PROBLEM REQUIREMENTS
Copy the listing below word for word, starting at its first line and ending with the line that contains "The indicator 165 is at (980, 427).".

--- PROVIDED INFORMATION ---

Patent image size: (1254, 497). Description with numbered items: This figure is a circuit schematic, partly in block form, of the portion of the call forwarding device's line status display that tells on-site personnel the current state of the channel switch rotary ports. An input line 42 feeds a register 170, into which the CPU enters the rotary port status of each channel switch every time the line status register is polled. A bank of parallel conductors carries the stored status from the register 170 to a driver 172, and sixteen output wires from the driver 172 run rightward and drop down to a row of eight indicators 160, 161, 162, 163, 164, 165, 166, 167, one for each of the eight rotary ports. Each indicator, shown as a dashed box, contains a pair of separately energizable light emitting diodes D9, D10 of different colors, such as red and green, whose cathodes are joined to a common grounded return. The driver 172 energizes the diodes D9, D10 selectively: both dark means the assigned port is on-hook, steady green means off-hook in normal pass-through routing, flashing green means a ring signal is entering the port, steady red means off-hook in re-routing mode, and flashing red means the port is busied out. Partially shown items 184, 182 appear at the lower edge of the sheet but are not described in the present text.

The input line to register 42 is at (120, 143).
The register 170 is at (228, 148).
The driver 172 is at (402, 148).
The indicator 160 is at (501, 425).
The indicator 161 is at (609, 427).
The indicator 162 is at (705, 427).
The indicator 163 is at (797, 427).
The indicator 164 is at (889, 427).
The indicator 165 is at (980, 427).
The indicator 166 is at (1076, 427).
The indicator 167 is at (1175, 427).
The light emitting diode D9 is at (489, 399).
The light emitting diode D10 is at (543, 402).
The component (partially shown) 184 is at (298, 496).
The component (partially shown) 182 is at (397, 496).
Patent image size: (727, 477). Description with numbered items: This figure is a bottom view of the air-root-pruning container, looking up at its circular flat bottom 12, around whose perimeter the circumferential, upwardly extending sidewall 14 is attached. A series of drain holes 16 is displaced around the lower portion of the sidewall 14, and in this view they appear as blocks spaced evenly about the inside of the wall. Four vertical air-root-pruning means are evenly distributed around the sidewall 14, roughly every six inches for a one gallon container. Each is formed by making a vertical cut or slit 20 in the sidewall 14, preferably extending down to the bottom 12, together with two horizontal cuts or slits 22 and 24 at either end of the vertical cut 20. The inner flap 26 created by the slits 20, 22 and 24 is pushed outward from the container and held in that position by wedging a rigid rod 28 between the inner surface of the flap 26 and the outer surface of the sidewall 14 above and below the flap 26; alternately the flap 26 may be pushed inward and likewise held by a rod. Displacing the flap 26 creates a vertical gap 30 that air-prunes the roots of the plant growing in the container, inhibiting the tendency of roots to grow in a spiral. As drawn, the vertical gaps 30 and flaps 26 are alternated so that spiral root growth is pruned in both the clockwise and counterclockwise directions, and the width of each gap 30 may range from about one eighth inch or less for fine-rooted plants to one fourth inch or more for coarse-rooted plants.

---

EXERCISE RESULT
Patent image size: (1254, 497). Description with numbered items: This figure is a circuit schematic, partly in block form, of the portion of the call forwarding device's line status display that tells on-site personnel the current state of the channel switch rotary ports. An input line 42 feeds a register 170, into which the CPU enters the rotary port status of each channel switch every time the line status register is polled. A bank of parallel conductors carries the stored status from the register 170 to a driver 172, and sixteen output wires from the driver 172 run rightward and drop down to a row of eight indicators 160, 161, 162, 163, 164, 165, 166, 167, one for each of the eight rotary ports. Each indicator, shown as a dashed box, contains a pair of separately energizable light emitting diodes D9, D10 of different colors, such as red and green, whose cathodes are joined to a common grounded return. The driver 172 energizes the diodes D9, D10 selectively: both dark means the assigned port is on-hook, steady green means off-hook in normal pass-through routing, flashing green means a ring signal is entering the port, steady red means off-hook in re-routing mode, and flashing red means the port is busied out. Partially shown items 184, 182 appear at the lower edge of the sheet but are not described in the present text.

The input line to register 42 is at (120, 143).
The register 170 is at (228, 148).
The driver 172 is at (402, 148).
The indicator 160 is at (501, 425).
The indicator 161 is at (609, 427).
The indicator 162 is at (705, 427).
The indicator 163 is at (797, 427).
The indicator 164 is at (889, 427).
The indicator 165 is at (980, 427).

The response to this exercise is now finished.